_Stated goal_
Answer with one number: how many lines have "name".

_Task inputs_
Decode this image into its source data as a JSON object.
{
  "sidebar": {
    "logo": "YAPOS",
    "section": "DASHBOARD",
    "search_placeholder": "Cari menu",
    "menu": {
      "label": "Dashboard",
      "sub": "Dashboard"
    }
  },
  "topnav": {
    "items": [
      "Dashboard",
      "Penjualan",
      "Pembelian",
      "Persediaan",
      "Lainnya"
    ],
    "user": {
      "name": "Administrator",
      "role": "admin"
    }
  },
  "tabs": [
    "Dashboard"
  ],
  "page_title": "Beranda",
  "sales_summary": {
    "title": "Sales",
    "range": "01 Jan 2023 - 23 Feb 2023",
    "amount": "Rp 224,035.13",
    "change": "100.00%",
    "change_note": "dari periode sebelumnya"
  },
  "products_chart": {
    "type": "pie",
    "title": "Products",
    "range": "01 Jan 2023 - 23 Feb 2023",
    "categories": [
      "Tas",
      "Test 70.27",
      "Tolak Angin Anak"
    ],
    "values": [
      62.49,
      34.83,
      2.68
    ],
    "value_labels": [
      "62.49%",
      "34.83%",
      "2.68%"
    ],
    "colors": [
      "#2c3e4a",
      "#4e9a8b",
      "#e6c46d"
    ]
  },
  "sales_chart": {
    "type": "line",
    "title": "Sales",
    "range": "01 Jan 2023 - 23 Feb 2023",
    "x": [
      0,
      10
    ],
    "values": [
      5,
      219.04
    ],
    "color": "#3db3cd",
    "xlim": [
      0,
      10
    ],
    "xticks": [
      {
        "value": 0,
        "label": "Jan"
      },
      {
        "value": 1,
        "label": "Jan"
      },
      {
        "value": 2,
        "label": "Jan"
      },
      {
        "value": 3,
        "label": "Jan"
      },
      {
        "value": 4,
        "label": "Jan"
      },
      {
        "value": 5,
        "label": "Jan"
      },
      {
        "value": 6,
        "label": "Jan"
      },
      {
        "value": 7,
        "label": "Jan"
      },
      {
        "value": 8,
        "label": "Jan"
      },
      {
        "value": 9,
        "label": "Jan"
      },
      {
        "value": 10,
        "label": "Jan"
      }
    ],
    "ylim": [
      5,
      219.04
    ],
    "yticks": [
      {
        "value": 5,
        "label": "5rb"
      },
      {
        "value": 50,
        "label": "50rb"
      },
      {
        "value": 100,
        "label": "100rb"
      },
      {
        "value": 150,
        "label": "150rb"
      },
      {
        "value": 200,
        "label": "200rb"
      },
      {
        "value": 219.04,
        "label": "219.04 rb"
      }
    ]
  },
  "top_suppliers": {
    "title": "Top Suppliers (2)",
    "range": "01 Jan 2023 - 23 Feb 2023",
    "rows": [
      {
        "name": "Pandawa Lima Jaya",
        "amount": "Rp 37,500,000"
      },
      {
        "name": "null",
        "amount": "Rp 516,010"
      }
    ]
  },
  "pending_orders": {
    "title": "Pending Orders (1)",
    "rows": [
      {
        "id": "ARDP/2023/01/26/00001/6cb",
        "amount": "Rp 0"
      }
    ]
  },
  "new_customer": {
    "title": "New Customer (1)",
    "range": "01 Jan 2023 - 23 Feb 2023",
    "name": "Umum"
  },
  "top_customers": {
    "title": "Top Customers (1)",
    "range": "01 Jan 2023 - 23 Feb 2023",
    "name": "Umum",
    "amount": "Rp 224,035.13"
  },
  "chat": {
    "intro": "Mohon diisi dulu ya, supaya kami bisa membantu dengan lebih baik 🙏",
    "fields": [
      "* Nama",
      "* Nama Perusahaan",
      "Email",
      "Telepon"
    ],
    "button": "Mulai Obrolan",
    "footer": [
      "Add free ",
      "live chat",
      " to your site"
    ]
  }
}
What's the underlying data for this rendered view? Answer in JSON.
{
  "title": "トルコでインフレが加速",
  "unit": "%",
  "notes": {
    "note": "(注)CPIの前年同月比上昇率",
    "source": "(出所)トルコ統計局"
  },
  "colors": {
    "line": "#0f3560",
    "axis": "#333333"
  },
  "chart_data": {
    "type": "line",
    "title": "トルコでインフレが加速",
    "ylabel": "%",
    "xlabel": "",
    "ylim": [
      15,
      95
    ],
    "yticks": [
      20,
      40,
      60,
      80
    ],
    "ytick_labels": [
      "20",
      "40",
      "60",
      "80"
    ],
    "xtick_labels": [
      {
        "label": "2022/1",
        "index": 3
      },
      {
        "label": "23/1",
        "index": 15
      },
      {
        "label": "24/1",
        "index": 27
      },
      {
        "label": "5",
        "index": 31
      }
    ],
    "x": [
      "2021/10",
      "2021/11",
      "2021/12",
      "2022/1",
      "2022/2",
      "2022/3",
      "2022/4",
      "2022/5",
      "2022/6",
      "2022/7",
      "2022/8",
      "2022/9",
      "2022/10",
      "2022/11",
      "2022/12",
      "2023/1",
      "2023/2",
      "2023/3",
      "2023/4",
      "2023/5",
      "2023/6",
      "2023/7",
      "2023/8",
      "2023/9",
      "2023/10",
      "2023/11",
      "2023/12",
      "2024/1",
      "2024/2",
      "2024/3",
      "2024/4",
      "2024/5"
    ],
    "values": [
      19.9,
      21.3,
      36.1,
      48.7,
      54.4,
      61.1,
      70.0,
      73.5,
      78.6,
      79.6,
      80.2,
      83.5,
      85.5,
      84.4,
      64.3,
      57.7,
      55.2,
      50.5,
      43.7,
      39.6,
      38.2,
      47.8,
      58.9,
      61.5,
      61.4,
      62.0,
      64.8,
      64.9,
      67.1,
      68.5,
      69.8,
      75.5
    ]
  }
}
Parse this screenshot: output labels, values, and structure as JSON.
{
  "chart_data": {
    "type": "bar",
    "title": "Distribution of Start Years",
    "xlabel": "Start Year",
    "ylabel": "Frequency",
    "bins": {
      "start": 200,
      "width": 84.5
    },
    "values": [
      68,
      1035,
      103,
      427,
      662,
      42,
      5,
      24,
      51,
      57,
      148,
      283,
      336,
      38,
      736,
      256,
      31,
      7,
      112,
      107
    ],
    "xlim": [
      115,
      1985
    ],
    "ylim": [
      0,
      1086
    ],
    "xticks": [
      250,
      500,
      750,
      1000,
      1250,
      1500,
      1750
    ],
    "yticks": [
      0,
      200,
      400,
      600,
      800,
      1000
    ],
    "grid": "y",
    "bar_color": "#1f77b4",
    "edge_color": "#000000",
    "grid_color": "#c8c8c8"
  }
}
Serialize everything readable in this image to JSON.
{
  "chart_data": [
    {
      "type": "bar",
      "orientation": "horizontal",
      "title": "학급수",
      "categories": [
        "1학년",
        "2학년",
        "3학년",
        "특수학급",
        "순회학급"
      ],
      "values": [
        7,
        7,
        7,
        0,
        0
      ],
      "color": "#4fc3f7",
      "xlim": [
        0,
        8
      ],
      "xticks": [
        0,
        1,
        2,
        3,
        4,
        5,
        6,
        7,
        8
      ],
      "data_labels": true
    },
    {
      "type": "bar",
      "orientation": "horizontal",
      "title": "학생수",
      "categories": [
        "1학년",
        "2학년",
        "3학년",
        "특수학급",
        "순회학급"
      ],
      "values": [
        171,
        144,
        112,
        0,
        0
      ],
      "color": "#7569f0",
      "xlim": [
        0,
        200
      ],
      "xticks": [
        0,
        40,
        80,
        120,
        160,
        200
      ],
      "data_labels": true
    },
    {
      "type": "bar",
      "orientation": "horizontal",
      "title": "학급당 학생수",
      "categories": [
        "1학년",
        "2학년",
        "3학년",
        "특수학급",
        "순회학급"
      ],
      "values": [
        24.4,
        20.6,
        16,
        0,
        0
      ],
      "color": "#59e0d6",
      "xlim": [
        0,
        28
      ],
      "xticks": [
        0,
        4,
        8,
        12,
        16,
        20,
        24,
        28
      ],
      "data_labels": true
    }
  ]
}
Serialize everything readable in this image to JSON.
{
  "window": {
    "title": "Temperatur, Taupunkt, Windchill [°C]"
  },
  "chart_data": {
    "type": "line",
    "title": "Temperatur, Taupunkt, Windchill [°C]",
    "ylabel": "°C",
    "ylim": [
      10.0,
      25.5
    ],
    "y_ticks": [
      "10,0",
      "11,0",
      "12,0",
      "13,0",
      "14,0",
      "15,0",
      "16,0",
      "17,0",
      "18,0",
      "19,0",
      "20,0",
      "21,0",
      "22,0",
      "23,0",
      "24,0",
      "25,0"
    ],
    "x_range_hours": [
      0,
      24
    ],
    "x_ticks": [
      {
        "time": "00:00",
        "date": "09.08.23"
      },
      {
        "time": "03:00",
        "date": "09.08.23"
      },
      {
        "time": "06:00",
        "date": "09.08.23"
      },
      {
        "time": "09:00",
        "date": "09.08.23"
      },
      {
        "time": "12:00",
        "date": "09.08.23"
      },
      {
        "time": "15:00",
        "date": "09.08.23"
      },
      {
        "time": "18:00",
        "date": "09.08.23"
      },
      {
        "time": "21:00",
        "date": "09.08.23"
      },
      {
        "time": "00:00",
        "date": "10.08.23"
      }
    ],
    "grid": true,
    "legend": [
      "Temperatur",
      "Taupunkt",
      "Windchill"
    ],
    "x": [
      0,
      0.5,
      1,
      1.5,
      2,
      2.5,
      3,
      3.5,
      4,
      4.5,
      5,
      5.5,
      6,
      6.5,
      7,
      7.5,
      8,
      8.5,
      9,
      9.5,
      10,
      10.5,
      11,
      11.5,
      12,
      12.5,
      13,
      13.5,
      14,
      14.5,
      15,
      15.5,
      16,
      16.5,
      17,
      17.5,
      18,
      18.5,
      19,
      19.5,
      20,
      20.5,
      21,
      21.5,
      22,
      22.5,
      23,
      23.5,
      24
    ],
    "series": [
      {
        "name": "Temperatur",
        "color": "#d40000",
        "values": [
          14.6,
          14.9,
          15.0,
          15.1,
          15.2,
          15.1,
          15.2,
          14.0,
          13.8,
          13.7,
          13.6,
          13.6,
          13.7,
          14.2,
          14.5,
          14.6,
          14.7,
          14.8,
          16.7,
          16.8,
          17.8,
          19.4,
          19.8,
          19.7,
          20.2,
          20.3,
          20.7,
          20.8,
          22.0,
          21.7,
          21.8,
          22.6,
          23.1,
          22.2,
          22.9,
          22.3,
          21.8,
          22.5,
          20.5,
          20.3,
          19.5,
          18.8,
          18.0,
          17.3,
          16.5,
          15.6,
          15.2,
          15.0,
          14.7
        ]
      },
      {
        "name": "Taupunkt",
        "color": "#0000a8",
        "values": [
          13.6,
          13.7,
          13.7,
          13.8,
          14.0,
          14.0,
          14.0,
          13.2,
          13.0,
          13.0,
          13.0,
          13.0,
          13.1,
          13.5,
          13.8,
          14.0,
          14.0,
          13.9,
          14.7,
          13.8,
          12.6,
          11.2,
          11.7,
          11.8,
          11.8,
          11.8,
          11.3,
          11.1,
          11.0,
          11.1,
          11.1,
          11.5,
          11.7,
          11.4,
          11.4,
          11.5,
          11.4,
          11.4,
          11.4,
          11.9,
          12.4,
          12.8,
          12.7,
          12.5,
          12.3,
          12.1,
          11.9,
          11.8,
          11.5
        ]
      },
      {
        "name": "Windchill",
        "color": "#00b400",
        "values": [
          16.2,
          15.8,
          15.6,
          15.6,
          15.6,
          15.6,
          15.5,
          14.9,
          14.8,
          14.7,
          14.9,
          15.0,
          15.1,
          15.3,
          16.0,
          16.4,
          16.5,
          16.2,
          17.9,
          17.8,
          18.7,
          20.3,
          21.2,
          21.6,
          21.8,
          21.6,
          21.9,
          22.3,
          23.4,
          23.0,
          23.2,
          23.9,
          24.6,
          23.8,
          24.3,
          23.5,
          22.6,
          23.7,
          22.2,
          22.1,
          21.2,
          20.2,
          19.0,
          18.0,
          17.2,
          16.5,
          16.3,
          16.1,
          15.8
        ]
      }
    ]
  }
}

_Result of this task_
8